**Exercise details**
Within this material, how many lines have the string "there" in them? The answer is a number, with nothing added.

-- Start of Supplied material --

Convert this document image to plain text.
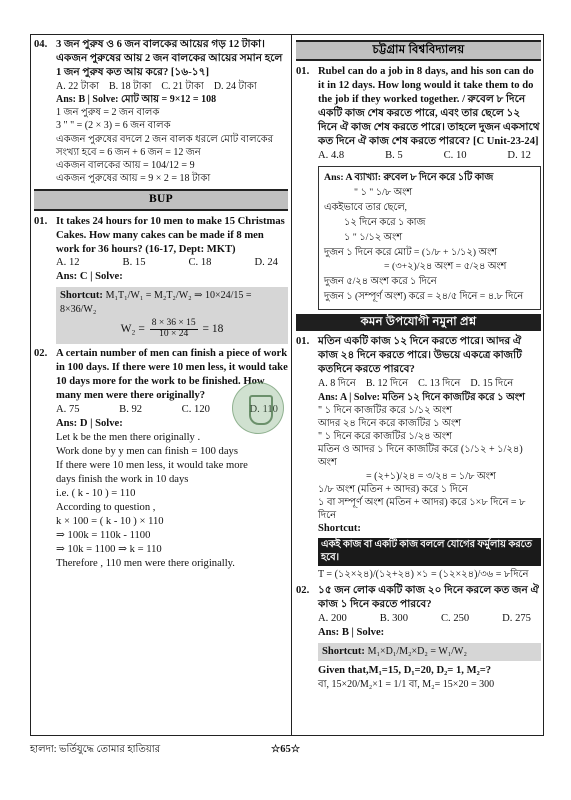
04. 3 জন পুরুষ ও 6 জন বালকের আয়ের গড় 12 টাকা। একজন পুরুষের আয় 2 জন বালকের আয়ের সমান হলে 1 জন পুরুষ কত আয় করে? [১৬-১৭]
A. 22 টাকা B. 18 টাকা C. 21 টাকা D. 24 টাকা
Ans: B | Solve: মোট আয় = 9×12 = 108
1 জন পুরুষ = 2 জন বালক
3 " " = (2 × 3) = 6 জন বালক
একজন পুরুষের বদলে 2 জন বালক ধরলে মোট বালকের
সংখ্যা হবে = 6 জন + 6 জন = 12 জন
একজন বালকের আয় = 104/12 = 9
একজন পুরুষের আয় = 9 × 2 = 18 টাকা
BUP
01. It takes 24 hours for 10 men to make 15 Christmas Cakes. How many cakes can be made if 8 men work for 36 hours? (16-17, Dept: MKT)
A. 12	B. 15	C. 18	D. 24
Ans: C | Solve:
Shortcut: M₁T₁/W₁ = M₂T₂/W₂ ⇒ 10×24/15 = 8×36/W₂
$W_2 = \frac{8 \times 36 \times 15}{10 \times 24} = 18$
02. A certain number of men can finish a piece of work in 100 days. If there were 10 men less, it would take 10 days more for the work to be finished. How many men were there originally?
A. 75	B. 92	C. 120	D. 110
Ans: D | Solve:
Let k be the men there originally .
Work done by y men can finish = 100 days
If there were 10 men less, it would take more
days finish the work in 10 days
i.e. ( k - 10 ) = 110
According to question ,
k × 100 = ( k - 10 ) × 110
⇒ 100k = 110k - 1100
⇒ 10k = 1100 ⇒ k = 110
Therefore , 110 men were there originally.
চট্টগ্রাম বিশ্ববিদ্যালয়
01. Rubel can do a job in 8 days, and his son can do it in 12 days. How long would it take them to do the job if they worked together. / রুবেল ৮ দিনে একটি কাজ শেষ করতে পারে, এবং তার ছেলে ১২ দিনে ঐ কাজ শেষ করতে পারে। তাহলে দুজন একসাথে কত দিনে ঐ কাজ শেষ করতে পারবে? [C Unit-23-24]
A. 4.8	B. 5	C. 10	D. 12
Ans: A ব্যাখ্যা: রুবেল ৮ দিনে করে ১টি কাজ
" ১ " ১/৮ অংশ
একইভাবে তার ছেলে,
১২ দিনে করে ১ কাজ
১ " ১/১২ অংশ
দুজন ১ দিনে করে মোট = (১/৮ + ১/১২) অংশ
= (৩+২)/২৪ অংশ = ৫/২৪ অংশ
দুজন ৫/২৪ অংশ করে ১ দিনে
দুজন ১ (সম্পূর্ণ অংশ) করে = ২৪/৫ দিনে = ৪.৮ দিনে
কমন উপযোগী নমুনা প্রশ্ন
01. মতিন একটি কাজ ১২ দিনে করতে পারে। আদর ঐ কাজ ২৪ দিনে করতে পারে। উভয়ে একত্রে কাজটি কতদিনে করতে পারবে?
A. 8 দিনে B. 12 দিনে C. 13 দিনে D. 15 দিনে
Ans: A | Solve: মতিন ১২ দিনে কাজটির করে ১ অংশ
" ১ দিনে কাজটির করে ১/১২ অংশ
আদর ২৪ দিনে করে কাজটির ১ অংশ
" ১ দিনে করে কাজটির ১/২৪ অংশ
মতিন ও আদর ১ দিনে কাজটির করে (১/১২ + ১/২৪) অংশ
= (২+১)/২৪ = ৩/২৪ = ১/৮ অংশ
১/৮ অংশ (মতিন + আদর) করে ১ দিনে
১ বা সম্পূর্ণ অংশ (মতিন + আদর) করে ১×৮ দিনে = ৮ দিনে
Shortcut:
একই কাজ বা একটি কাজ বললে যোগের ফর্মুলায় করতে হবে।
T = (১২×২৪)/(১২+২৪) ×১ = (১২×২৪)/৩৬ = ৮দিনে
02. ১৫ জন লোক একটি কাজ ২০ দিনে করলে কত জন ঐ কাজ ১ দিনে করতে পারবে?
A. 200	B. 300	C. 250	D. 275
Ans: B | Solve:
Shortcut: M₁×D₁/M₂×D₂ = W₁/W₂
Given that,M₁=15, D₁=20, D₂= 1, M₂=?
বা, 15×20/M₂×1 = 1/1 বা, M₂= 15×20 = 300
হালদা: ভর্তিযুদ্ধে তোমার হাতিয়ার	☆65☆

-- End of Supplied material --
-- Start of Supplied material --

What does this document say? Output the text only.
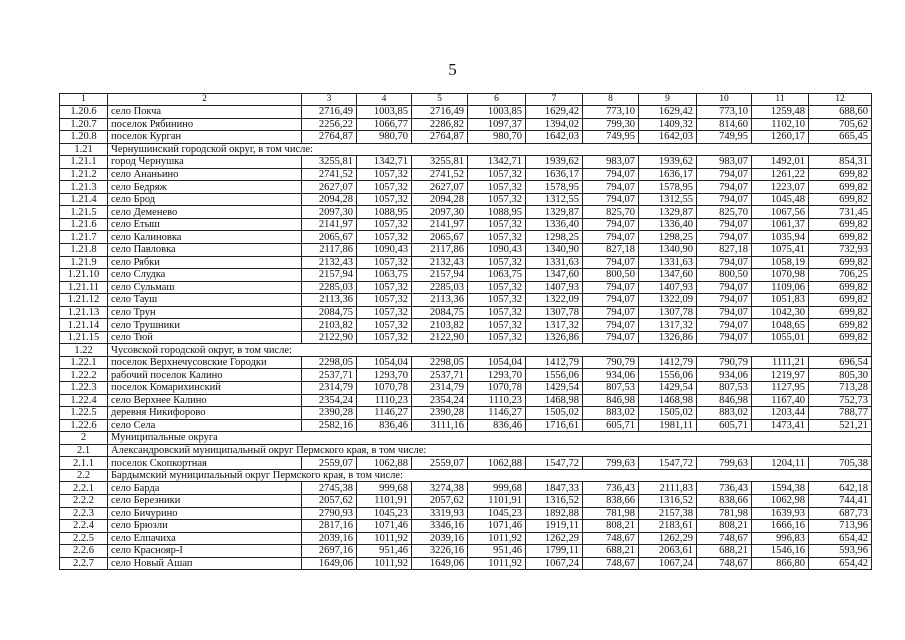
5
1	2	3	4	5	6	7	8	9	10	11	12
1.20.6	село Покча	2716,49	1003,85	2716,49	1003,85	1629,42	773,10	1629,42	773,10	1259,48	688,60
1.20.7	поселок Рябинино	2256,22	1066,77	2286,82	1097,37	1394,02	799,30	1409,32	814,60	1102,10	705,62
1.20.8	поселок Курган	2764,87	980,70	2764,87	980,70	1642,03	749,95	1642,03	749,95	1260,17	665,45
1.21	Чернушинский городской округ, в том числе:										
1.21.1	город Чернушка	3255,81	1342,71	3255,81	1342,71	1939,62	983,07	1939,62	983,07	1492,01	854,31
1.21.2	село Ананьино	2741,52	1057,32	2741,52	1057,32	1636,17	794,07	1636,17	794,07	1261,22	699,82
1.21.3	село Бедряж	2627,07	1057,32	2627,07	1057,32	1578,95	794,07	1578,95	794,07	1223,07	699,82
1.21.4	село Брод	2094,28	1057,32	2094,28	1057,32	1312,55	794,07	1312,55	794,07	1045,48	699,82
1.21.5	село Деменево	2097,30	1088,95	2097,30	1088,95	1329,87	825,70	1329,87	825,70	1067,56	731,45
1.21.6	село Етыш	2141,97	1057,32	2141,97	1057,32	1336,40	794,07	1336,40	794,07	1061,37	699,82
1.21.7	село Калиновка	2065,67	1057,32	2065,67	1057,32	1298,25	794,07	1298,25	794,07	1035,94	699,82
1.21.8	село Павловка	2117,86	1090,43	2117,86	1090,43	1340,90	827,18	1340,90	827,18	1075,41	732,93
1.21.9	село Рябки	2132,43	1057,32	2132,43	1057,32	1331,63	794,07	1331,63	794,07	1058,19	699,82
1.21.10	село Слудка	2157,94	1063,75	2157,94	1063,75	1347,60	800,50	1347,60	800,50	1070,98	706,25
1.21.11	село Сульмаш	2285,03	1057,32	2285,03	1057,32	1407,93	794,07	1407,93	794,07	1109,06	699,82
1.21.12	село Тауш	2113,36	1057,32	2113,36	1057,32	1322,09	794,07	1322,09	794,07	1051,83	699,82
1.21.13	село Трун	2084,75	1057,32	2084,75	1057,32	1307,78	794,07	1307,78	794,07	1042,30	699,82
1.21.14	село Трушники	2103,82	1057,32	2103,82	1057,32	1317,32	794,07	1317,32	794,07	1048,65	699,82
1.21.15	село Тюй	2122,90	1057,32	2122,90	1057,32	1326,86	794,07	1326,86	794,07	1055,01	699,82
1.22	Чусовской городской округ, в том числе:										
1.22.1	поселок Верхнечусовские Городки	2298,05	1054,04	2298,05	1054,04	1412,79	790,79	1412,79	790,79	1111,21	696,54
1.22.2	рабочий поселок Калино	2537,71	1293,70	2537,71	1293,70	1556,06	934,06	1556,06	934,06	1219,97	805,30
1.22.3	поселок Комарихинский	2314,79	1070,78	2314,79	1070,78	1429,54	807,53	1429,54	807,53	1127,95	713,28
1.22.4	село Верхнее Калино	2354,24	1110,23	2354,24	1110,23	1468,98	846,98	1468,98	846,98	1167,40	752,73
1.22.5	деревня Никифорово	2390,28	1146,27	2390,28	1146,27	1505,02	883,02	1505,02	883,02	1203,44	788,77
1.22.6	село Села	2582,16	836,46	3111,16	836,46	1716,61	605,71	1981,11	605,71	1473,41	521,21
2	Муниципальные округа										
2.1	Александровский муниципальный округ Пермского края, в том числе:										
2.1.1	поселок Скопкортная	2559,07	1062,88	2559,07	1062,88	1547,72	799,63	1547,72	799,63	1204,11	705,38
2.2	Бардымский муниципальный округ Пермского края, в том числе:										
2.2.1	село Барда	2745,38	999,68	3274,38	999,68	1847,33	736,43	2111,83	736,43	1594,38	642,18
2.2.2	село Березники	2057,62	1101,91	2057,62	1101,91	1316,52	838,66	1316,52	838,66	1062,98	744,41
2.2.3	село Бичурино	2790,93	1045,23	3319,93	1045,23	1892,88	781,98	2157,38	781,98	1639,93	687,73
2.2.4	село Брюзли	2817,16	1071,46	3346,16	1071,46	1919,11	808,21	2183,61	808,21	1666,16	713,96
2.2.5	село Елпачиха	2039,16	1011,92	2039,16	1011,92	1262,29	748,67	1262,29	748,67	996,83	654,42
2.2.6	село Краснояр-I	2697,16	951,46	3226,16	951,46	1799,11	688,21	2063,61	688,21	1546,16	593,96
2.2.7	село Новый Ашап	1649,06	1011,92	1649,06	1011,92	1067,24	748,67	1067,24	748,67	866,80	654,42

-- End of Supplied material --

**Solved problem**
4